_SHORT EXERCISE:_ Locate the word "Headcount" in the material, then show every line that holds it.

-- start of DATA LINES --

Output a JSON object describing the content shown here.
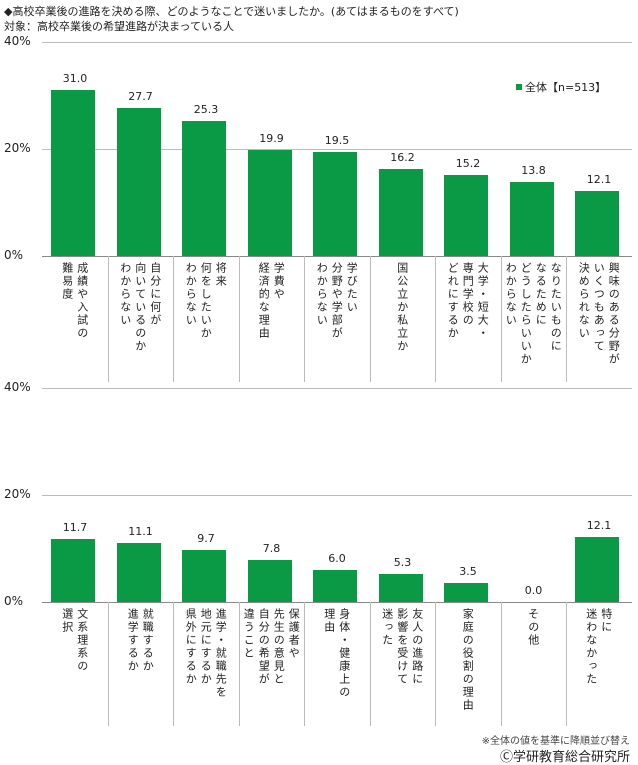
{
  "header": {
    "question": "◆高校卒業後の進路を決める際、どのようなことで迷いましたか。(あてはまるものをすべて)",
    "target": "対象：高校卒業後の希望進路が決まっている人"
  },
  "legend": "全体【n=513】",
  "note": "※全体の値を基準に降順並び替え",
  "copyright": "Ⓒ学研教育総合研究所",
  "colors": {
    "bar": "#0a9a46"
  },
  "chart_data": [
    {
      "type": "bar",
      "ylim": [
        0,
        40
      ],
      "yticks": [
        "0%",
        "20%",
        "40%"
      ],
      "series": [
        {
          "name": "全体【n=513】",
          "values": [
            31.0,
            27.7,
            25.3,
            19.9,
            19.5,
            16.2,
            15.2,
            13.8,
            12.1
          ]
        }
      ],
      "value_labels": [
        "31.0",
        "27.7",
        "25.3",
        "19.9",
        "19.5",
        "16.2",
        "15.2",
        "13.8",
        "12.1"
      ],
      "categories": [
        "成績や入試の\n難易度",
        "自分に何が\n向いているのか\nわからない",
        "将来\n何をしたいか\nわからない",
        "学費や\n経済的な理由",
        "学びたい\n分野や学部が\nわからない",
        "国公立か私立か",
        "大学・短大・\n専門学校の\nどれにするか",
        "なりたいものに\nなるために\nどうしたらいいか\nわからない",
        "興味のある分野が\nいくつもあって\n決められない"
      ]
    },
    {
      "type": "bar",
      "ylim": [
        0,
        40
      ],
      "yticks": [
        "0%",
        "20%",
        "40%"
      ],
      "series": [
        {
          "name": "全体【n=513】",
          "values": [
            11.7,
            11.1,
            9.7,
            7.8,
            6.0,
            5.3,
            3.5,
            0.0,
            12.1
          ]
        }
      ],
      "value_labels": [
        "11.7",
        "11.1",
        "9.7",
        "7.8",
        "6.0",
        "5.3",
        "3.5",
        "0.0",
        "12.1"
      ],
      "categories": [
        "文系理系の\n選択",
        "就職するか\n進学するか",
        "進学・就職先を\n地元にするか\n県外にするか",
        "保護者や\n先生の意見と\n自分の希望が\n違うこと",
        "身体・健康上の\n理由",
        "友人の進路に\n影響を受けて\n迷った",
        "家庭の役割の理由",
        "その他",
        "特に\n迷わなかった"
      ]
    }
  ]
}
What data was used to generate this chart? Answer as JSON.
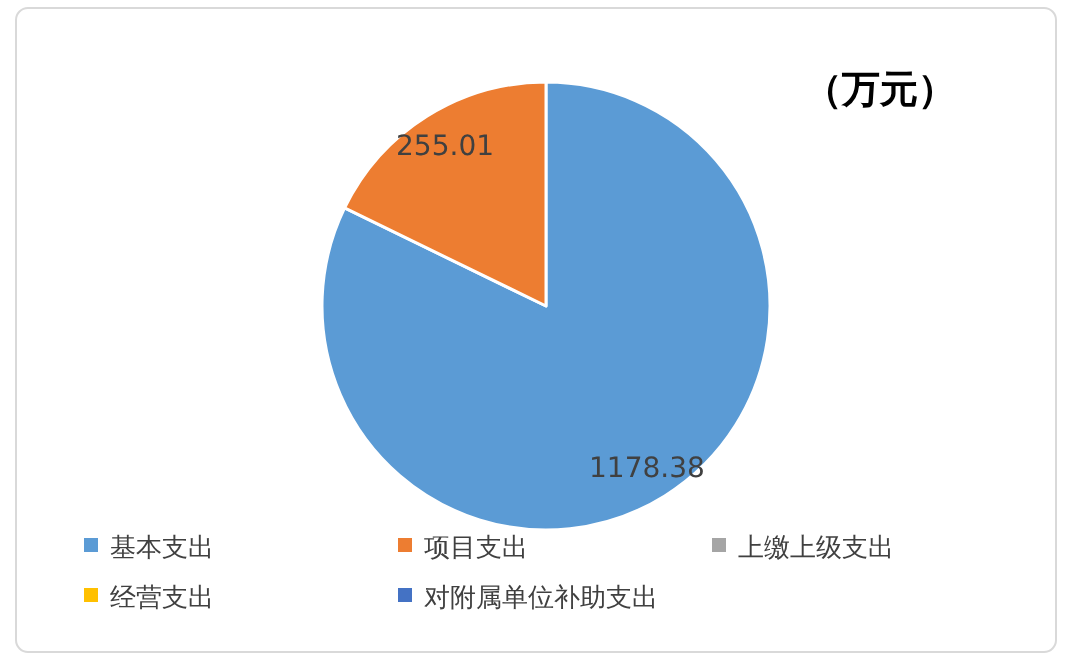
{
  "chart_data": {
    "type": "pie",
    "title": "（万元）",
    "categories": [
      "基本支出",
      "项目支出",
      "上缴上级支出",
      "经营支出",
      "对附属单位补助支出"
    ],
    "values": [
      1178.38,
      255.01,
      0,
      0,
      0
    ],
    "colors": [
      "#5b9bd5",
      "#ed7d31",
      "#a5a5a5",
      "#ffc000",
      "#4472c4"
    ],
    "data_labels": true,
    "legend": "bottom"
  }
}
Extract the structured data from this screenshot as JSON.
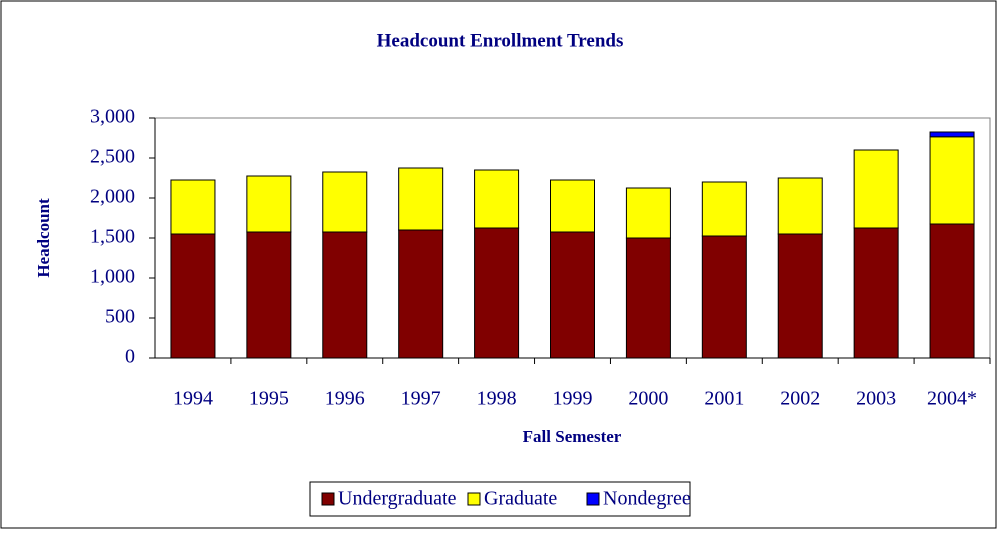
{
  "chart_data": {
    "type": "stacked_bar",
    "title": "Headcount Enrollment Trends",
    "x_label": "Fall Semester",
    "y_label": "Headcount",
    "categories": [
      "1994",
      "1995",
      "1996",
      "1997",
      "1998",
      "1999",
      "2000",
      "2001",
      "2002",
      "2003",
      "2004*"
    ],
    "series": [
      {
        "name": "Undergraduate",
        "color": "#800000",
        "values": [
          1550,
          1575,
          1575,
          1600,
          1625,
          1575,
          1500,
          1525,
          1550,
          1625,
          1675
        ]
      },
      {
        "name": "Graduate",
        "color": "#ffff00",
        "values": [
          675,
          700,
          750,
          775,
          725,
          650,
          625,
          675,
          700,
          975,
          1090
        ]
      },
      {
        "name": "Nondegree",
        "color": "#0000ff",
        "values": [
          0,
          0,
          0,
          0,
          0,
          0,
          0,
          0,
          0,
          0,
          60
        ]
      }
    ],
    "ylim": [
      0,
      3000
    ],
    "yticks": [
      0,
      {
        "value": 500,
        "label": "500"
      },
      {
        "value": 1000,
        "label": "1,000"
      },
      {
        "value": 1500,
        "label": "1,500"
      },
      {
        "value": 2000,
        "label": "2,000"
      },
      {
        "value": 2500,
        "label": "2,500"
      },
      {
        "value": 3000,
        "label": "3,000"
      }
    ],
    "legend": "bottom"
  }
}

-- end of DATA LINES --

_THE RESULT:_
    "title": "Headcount Enrollment Trends",
    "y_label": "Headcount",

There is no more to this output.